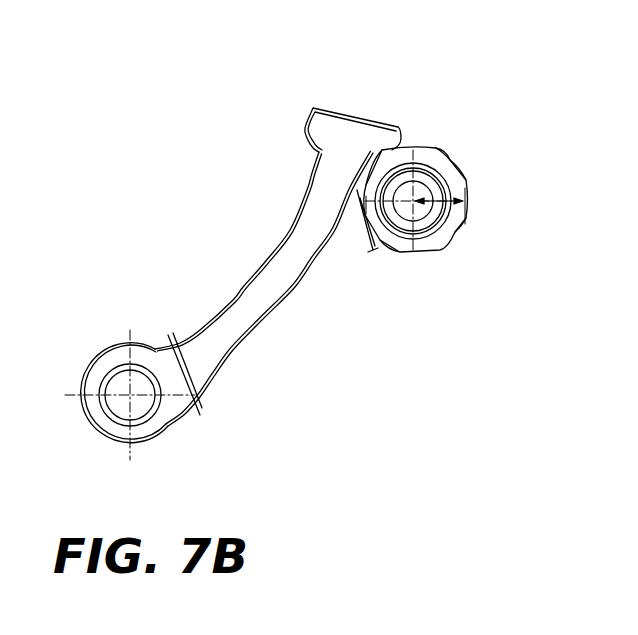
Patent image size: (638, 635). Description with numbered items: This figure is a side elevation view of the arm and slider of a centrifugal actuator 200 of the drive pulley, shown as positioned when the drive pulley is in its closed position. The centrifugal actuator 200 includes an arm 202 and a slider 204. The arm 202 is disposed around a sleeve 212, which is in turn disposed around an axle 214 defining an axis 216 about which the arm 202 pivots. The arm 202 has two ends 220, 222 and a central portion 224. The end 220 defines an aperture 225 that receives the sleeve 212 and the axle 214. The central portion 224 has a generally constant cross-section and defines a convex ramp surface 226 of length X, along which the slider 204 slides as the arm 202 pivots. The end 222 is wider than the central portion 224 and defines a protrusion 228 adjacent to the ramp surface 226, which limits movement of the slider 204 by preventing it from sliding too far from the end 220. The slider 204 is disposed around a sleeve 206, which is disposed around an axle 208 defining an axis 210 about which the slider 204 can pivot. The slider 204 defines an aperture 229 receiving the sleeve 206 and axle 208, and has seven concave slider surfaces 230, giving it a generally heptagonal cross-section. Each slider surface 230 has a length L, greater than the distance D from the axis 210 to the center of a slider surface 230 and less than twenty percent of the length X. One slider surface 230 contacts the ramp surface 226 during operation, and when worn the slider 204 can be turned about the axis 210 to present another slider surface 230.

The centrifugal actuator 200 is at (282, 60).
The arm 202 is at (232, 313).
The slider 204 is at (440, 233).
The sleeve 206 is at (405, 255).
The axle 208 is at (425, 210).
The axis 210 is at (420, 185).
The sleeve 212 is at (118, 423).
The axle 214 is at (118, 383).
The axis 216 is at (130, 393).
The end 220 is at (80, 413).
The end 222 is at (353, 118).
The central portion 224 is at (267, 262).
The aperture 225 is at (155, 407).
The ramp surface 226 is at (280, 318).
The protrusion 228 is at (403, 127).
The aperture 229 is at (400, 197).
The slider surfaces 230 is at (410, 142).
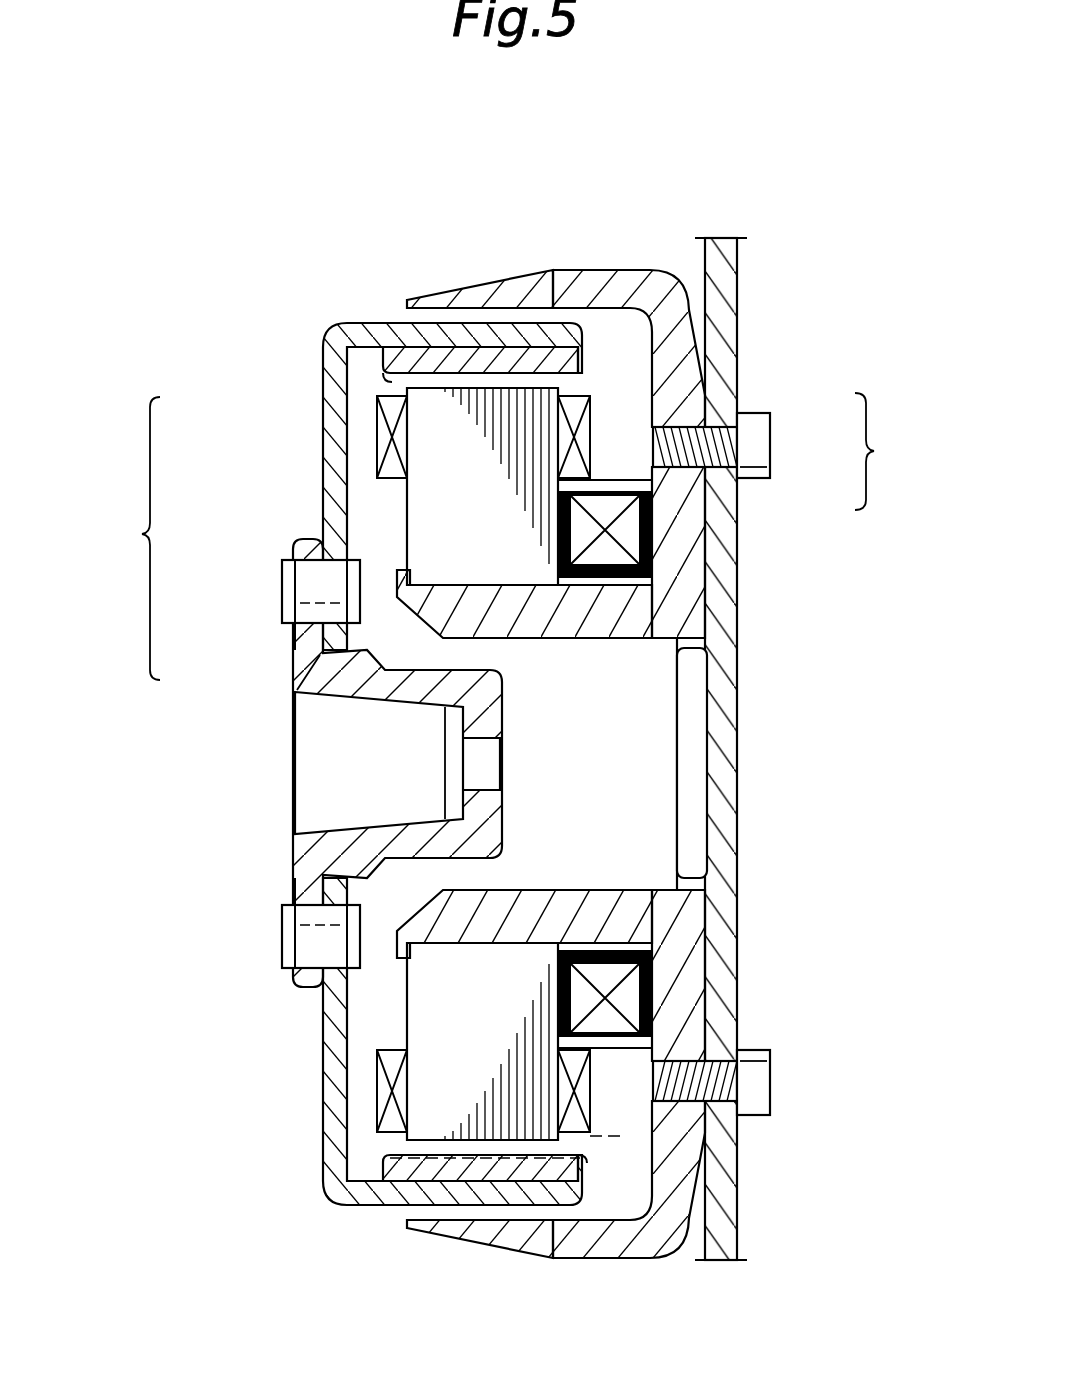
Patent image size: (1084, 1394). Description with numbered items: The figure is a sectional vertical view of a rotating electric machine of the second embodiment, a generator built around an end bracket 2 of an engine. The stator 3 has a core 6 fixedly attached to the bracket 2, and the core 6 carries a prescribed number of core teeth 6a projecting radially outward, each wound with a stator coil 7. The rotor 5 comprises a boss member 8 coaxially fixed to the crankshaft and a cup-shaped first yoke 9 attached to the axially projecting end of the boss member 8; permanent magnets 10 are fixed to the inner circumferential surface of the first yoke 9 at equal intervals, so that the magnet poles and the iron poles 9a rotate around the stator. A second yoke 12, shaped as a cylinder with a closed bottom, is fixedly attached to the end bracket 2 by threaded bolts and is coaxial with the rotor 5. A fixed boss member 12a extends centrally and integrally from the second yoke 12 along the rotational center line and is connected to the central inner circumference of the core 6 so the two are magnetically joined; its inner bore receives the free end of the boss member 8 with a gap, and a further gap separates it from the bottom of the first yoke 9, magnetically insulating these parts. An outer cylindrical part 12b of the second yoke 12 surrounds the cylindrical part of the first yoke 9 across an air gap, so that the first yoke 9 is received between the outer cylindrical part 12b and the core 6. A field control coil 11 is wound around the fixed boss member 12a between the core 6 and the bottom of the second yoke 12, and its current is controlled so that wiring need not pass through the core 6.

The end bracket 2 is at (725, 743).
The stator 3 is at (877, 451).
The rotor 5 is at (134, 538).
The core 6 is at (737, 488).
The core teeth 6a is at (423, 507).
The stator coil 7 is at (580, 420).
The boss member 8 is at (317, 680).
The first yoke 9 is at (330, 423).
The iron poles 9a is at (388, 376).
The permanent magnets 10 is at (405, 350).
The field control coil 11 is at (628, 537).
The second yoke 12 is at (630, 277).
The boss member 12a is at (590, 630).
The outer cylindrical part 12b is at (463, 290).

▶ STATED TASK
Could you reproduce every one of the lines above word for word, leaving out the pictures?

▶ RESPONSE TO THE TASK
Patent image size: (638, 635). Description with numbered items: This figure is a side elevation view of the arm and slider of a centrifugal actuator 200 of the drive pulley, shown as positioned when the drive pulley is in its closed position. The centrifugal actuator 200 includes an arm 202 and a slider 204. The arm 202 is disposed around a sleeve 212, which is in turn disposed around an axle 214 defining an axis 216 about which the arm 202 pivots. The arm 202 has two ends 220, 222 and a central portion 224. The end 220 defines an aperture 225 that receives the sleeve 212 and the axle 214. The central portion 224 has a generally constant cross-section and defines a convex ramp surface 226 of length X, along which the slider 204 slides as the arm 202 pivots. The end 222 is wider than the central portion 224 and defines a protrusion 228 adjacent to the ramp surface 226, which limits movement of the slider 204 by preventing it from sliding too far from the end 220. The slider 204 is disposed around a sleeve 206, which is disposed around an axle 208 defining an axis 210 about which the slider 204 can pivot. The slider 204 defines an aperture 229 receiving the sleeve 206 and axle 208, and has seven concave slider surfaces 230, giving it a generally heptagonal cross-section. Each slider surface 230 has a length L, greater than the distance D from the axis 210 to the center of a slider surface 230 and less than twenty percent of the length X. One slider surface 230 contacts the ramp surface 226 during operation, and when worn the slider 204 can be turned about the axis 210 to present another slider surface 230.

The centrifugal actuator 200 is at (282, 60).
The arm 202 is at (232, 313).
The slider 204 is at (440, 233).
The sleeve 206 is at (405, 255).
The axle 208 is at (425, 210).
The axis 210 is at (420, 185).
The sleeve 212 is at (118, 423).
The axle 214 is at (118, 383).
The axis 216 is at (130, 393).
The end 220 is at (80, 413).
The end 222 is at (353, 118).
The central portion 224 is at (267, 262).
The aperture 225 is at (155, 407).
The ramp surface 226 is at (280, 318).
The protrusion 228 is at (403, 127).
The aperture 229 is at (400, 197).
The slider surfaces 230 is at (410, 142).
Patent image size: (1084, 1394). Description with numbered items: The figure is a sectional vertical view of a rotating electric machine of the second embodiment, a generator built around an end bracket 2 of an engine. The stator 3 has a core 6 fixedly attached to the bracket 2, and the core 6 carries a prescribed number of core teeth 6a projecting radially outward, each wound with a stator coil 7. The rotor 5 comprises a boss member 8 coaxially fixed to the crankshaft and a cup-shaped first yoke 9 attached to the axially projecting end of the boss member 8; permanent magnets 10 are fixed to the inner circumferential surface of the first yoke 9 at equal intervals, so that the magnet poles and the iron poles 9a rotate around the stator. A second yoke 12, shaped as a cylinder with a closed bottom, is fixedly attached to the end bracket 2 by threaded bolts and is coaxial with the rotor 5. A fixed boss member 12a extends centrally and integrally from the second yoke 12 along the rotational center line and is connected to the central inner circumference of the core 6 so the two are magnetically joined; its inner bore receives the free end of the boss member 8 with a gap, and a further gap separates it from the bottom of the first yoke 9, magnetically insulating these parts. An outer cylindrical part 12b of the second yoke 12 surrounds the cylindrical part of the first yoke 9 across an air gap, so that the first yoke 9 is received between the outer cylindrical part 12b and the core 6. A field control coil 11 is wound around the fixed boss member 12a between the core 6 and the bottom of the second yoke 12, and its current is controlled so that wiring need not pass through the core 6.

The end bracket 2 is at (725, 743).
The stator 3 is at (877, 451).
The rotor 5 is at (134, 538).
The core 6 is at (737, 488).
The core teeth 6a is at (423, 507).
The stator coil 7 is at (580, 420).
The boss member 8 is at (317, 680).
The first yoke 9 is at (330, 423).
The iron poles 9a is at (388, 376).
The permanent magnets 10 is at (405, 350).
The field control coil 11 is at (628, 537).
The second yoke 12 is at (630, 277).
The boss member 12a is at (590, 630).
The outer cylindrical part 12b is at (463, 290).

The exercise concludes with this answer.